Input rows:
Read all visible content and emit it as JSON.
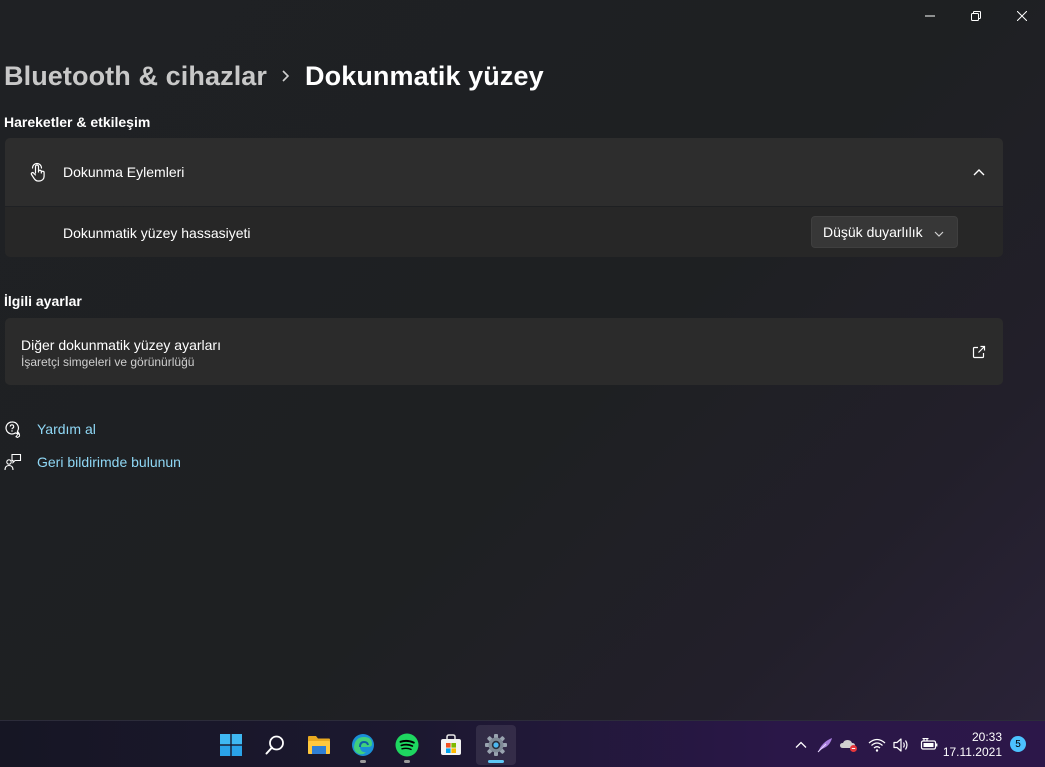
{
  "window": {
    "caption": {
      "minimize": "minimize",
      "maximize": "restore",
      "close": "close"
    }
  },
  "breadcrumb": {
    "parent": "Bluetooth & cihazlar",
    "separator_icon": "chevron-right-icon",
    "current": "Dokunmatik yüzey"
  },
  "sections": {
    "gestures": {
      "title": "Hareketler & etkileşim",
      "tap_card": {
        "label": "Dokunma Eylemleri",
        "icon": "tap-hand-icon",
        "expanded": true,
        "rows": [
          {
            "label": "Dokunmatik yüzey hassasiyeti",
            "value": "Düşük duyarlılık"
          }
        ]
      }
    },
    "related": {
      "title": "İlgili ayarlar",
      "link_card": {
        "title": "Diğer dokunmatik yüzey ayarları",
        "description": "İşaretçi simgeleri ve görünürlüğü",
        "icon": "external-link-icon"
      }
    }
  },
  "help": {
    "get_help": "Yardım al",
    "feedback": "Geri bildirimde bulunun"
  },
  "taskbar": {
    "apps": [
      {
        "name": "start",
        "icon": "windows-logo-icon"
      },
      {
        "name": "search",
        "icon": "search-icon"
      },
      {
        "name": "file-explorer",
        "icon": "folder-icon"
      },
      {
        "name": "edge",
        "icon": "edge-icon",
        "running": true
      },
      {
        "name": "spotify",
        "icon": "spotify-icon",
        "running": true
      },
      {
        "name": "store",
        "icon": "store-icon"
      },
      {
        "name": "settings",
        "icon": "gear-icon",
        "running": true,
        "active": true
      }
    ],
    "clock": {
      "time": "20:33",
      "date": "17.11.2021"
    },
    "notification_count": "5",
    "accent_color": "#5ec8f5"
  }
}
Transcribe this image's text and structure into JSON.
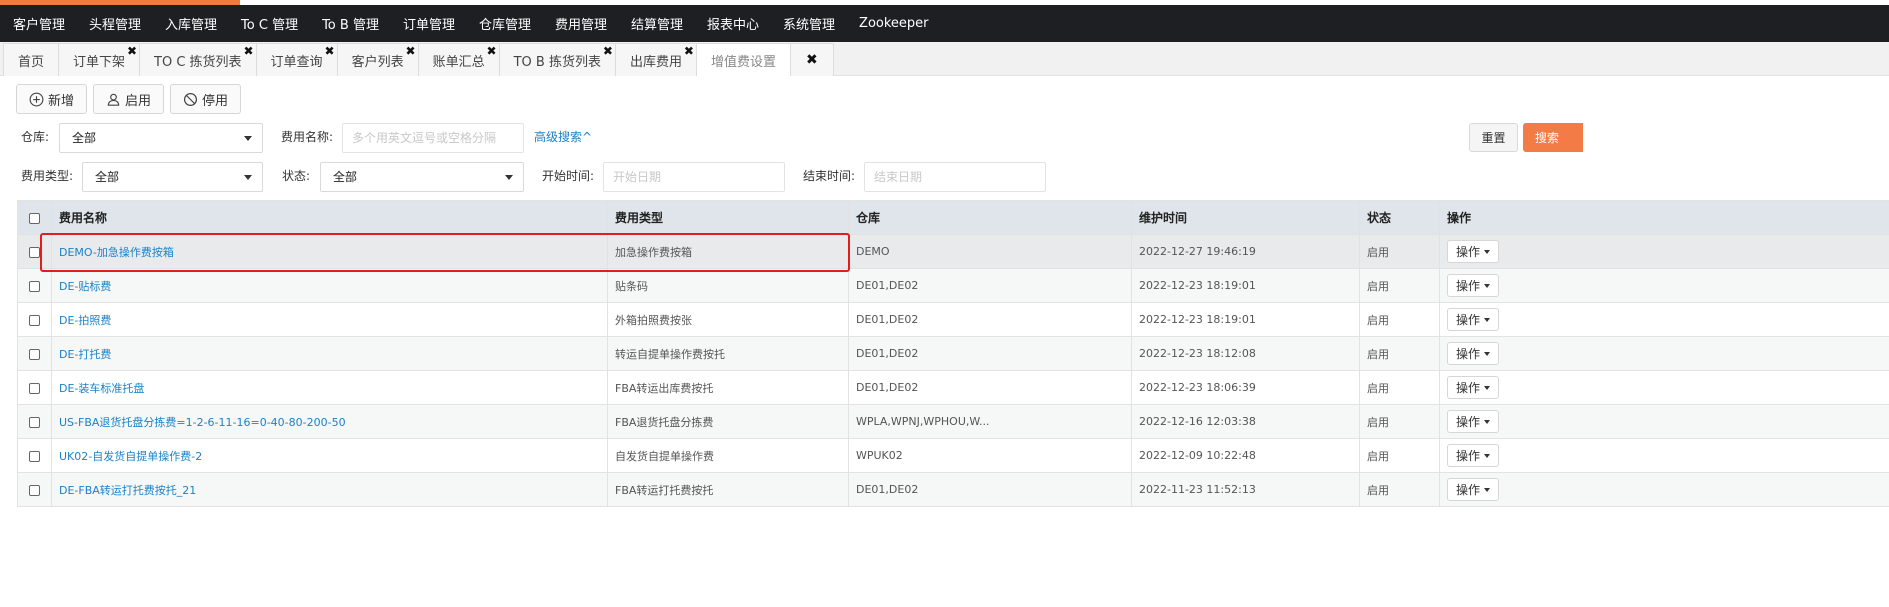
{
  "nav": [
    "客户管理",
    "头程管理",
    "入库管理",
    "To C 管理",
    "To B 管理",
    "订单管理",
    "仓库管理",
    "费用管理",
    "结算管理",
    "报表中心",
    "系统管理",
    "Zookeeper"
  ],
  "tabs": [
    {
      "label": "首页",
      "closable": false,
      "active": false
    },
    {
      "label": "订单下架",
      "closable": true,
      "active": false
    },
    {
      "label": "TO C 拣货列表",
      "closable": true,
      "active": false
    },
    {
      "label": "订单查询",
      "closable": true,
      "active": false
    },
    {
      "label": "客户列表",
      "closable": true,
      "active": false
    },
    {
      "label": "账单汇总",
      "closable": true,
      "active": false
    },
    {
      "label": "TO B 拣货列表",
      "closable": true,
      "active": false
    },
    {
      "label": "出库费用",
      "closable": true,
      "active": false
    },
    {
      "label": "增值费设置",
      "closable": false,
      "active": true
    }
  ],
  "tab_close_glyph": "✖",
  "toolbar": {
    "add": "新增",
    "enable": "启用",
    "disable": "停用"
  },
  "filters": {
    "warehouse_label": "仓库:",
    "warehouse_value": "全部",
    "fee_name_label": "费用名称:",
    "fee_name_placeholder": "多个用英文逗号或空格分隔",
    "advanced": "高级搜索^",
    "fee_type_label": "费用类型:",
    "fee_type_value": "全部",
    "status_label": "状态:",
    "status_value": "全部",
    "start_label": "开始时间:",
    "start_placeholder": "开始日期",
    "end_label": "结束时间:",
    "end_placeholder": "结束日期",
    "reset": "重置",
    "search": "搜索"
  },
  "table": {
    "headers": [
      "费用名称",
      "费用类型",
      "仓库",
      "维护时间",
      "状态",
      "操作"
    ],
    "action_label": "操作",
    "rows": [
      [
        "DEMO-加急操作费按箱",
        "加急操作费按箱",
        "DEMO",
        "2022-12-27 19:46:19",
        "启用"
      ],
      [
        "DE-贴标费",
        "贴条码",
        "DE01,DE02",
        "2022-12-23 18:19:01",
        "启用"
      ],
      [
        "DE-拍照费",
        "外箱拍照费按张",
        "DE01,DE02",
        "2022-12-23 18:19:01",
        "启用"
      ],
      [
        "DE-打托费",
        "转运自提单操作费按托",
        "DE01,DE02",
        "2022-12-23 18:12:08",
        "启用"
      ],
      [
        "DE-装车标准托盘",
        "FBA转运出库费按托",
        "DE01,DE02",
        "2022-12-23 18:06:39",
        "启用"
      ],
      [
        "US-FBA退货托盘分拣费=1-2-6-11-16=0-40-80-200-50",
        "FBA退货托盘分拣费",
        "WPLA,WPNJ,WPHOU,W...",
        "2022-12-16 12:03:38",
        "启用"
      ],
      [
        "UK02-自发货自提单操作费-2",
        "自发货自提单操作费",
        "WPUK02",
        "2022-12-09 10:22:48",
        "启用"
      ],
      [
        "DE-FBA转运打托费按托_21",
        "FBA转运打托费按托",
        "DE01,DE02",
        "2022-11-23 11:52:13",
        "启用"
      ]
    ]
  }
}
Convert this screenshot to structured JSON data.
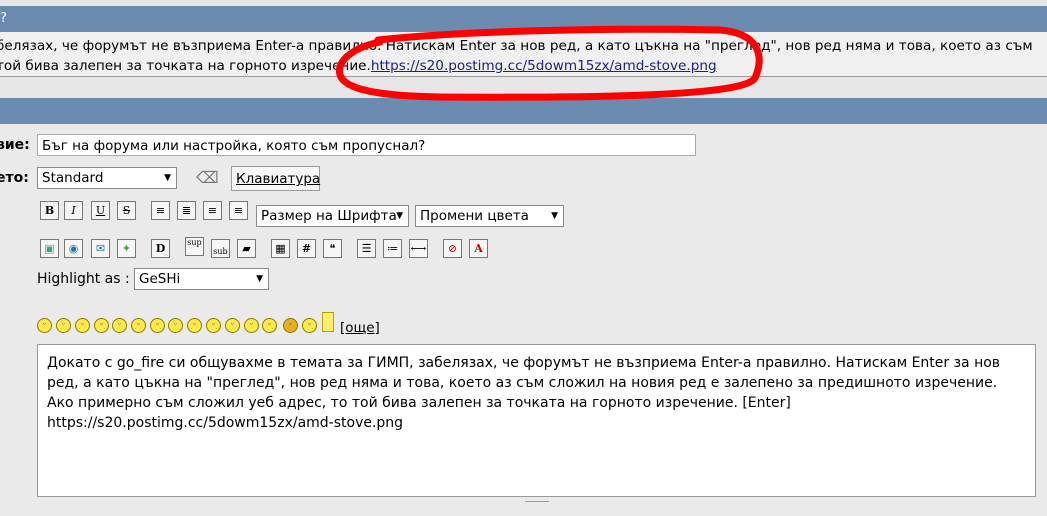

Written task: Retype the entries word for word. Omit any images.

Response for this exercise:
Read all visible content and emit it as JSON.
{
  "window": {
    "caption": {
      "minimize": "minimize",
      "maximize": "restore",
      "close": "close"
    }
  },
  "breadcrumb": {
    "parent": "Bluetooth & cihazlar",
    "separator_icon": "chevron-right-icon",
    "current": "Dokunmatik yüzey"
  },
  "sections": {
    "gestures": {
      "title": "Hareketler & etkileşim",
      "tap_card": {
        "label": "Dokunma Eylemleri",
        "icon": "tap-hand-icon",
        "expanded": true,
        "rows": [
          {
            "label": "Dokunmatik yüzey hassasiyeti",
            "value": "Düşük duyarlılık"
          }
        ]
      }
    },
    "related": {
      "title": "İlgili ayarlar",
      "link_card": {
        "title": "Diğer dokunmatik yüzey ayarları",
        "description": "İşaretçi simgeleri ve görünürlüğü",
        "icon": "external-link-icon"
      }
    }
  },
  "help": {
    "get_help": "Yardım al",
    "feedback": "Geri bildirimde bulunun"
  },
  "taskbar": {
    "apps": [
      {
        "name": "start",
        "icon": "windows-logo-icon"
      },
      {
        "name": "search",
        "icon": "search-icon"
      },
      {
        "name": "file-explorer",
        "icon": "folder-icon"
      },
      {
        "name": "edge",
        "icon": "edge-icon",
        "running": true
      },
      {
        "name": "spotify",
        "icon": "spotify-icon",
        "running": true
      },
      {
        "name": "store",
        "icon": "store-icon"
      },
      {
        "name": "settings",
        "icon": "gear-icon",
        "running": true,
        "active": true
      }
    ],
    "clock": {
      "time": "20:33",
      "date": "17.11.2021"
    },
    "notification_count": "5",
    "accent_color": "#5ec8f5"
  }
}
Transcribe this image's text and structure into JSON.
{
  "nav": [
    "客户管理",
    "头程管理",
    "入库管理",
    "To C 管理",
    "To B 管理",
    "订单管理",
    "仓库管理",
    "费用管理",
    "结算管理",
    "报表中心",
    "系统管理",
    "Zookeeper"
  ],
  "tabs": [
    {
      "label": "首页",
      "closable": false,
      "active": false
    },
    {
      "label": "订单下架",
      "closable": true,
      "active": false
    },
    {
      "label": "TO C 拣货列表",
      "closable": true,
      "active": false
    },
    {
      "label": "订单查询",
      "closable": true,
      "active": false
    },
    {
      "label": "客户列表",
      "closable": true,
      "active": false
    },
    {
      "label": "账单汇总",
      "closable": true,
      "active": false
    },
    {
      "label": "TO B 拣货列表",
      "closable": true,
      "active": false
    },
    {
      "label": "出库费用",
      "closable": true,
      "active": false
    },
    {
      "label": "增值费设置",
      "closable": false,
      "active": true
    }
  ],
  "tab_close_glyph": "✖",
  "toolbar": {
    "add": "新增",
    "enable": "启用",
    "disable": "停用"
  },
  "filters": {
    "warehouse_label": "仓库:",
    "warehouse_value": "全部",
    "fee_name_label": "费用名称:",
    "fee_name_placeholder": "多个用英文逗号或空格分隔",
    "advanced": "高级搜索^",
    "fee_type_label": "费用类型:",
    "fee_type_value": "全部",
    "status_label": "状态:",
    "status_value": "全部",
    "start_label": "开始时间:",
    "start_placeholder": "开始日期",
    "end_label": "结束时间:",
    "end_placeholder": "结束日期",
    "reset": "重置",
    "search": "搜索"
  },
  "table": {
    "headers": [
      "费用名称",
      "费用类型",
      "仓库",
      "维护时间",
      "状态",
      "操作"
    ],
    "action_label": "操作",
    "rows": [
      [
        "DEMO-加急操作费按箱",
        "加急操作费按箱",
        "DEMO",
        "2022-12-27 19:46:19",
        "启用"
      ],
      [
        "DE-贴标费",
        "贴条码",
        "DE01,DE02",
        "2022-12-23 18:19:01",
        "启用"
      ],
      [
        "DE-拍照费",
        "外箱拍照费按张",
        "DE01,DE02",
        "2022-12-23 18:19:01",
        "启用"
      ],
      [
        "DE-打托费",
        "转运自提单操作费按托",
        "DE01,DE02",
        "2022-12-23 18:12:08",
        "启用"
      ],
      [
        "DE-装车标准托盘",
        "FBA转运出库费按托",
        "DE01,DE02",
        "2022-12-23 18:06:39",
        "启用"
      ],
      [
        "US-FBA退货托盘分拣费=1-2-6-11-16=0-40-80-200-50",
        "FBA退货托盘分拣费",
        "WPLA,WPNJ,WPHOU,W...",
        "2022-12-16 12:03:38",
        "启用"
      ],
      [
        "UK02-自发货自提单操作费-2",
        "自发货自提单操作费",
        "WPUK02",
        "2022-12-09 10:22:48",
        "启用"
      ],
      [
        "DE-FBA转运打托费按托_21",
        "FBA转运打托费按托",
        "DE01,DE02",
        "2022-11-23 11:52:13",
        "启用"
      ]
    ]
  }
}
Convert this screenshot to structured JSON data.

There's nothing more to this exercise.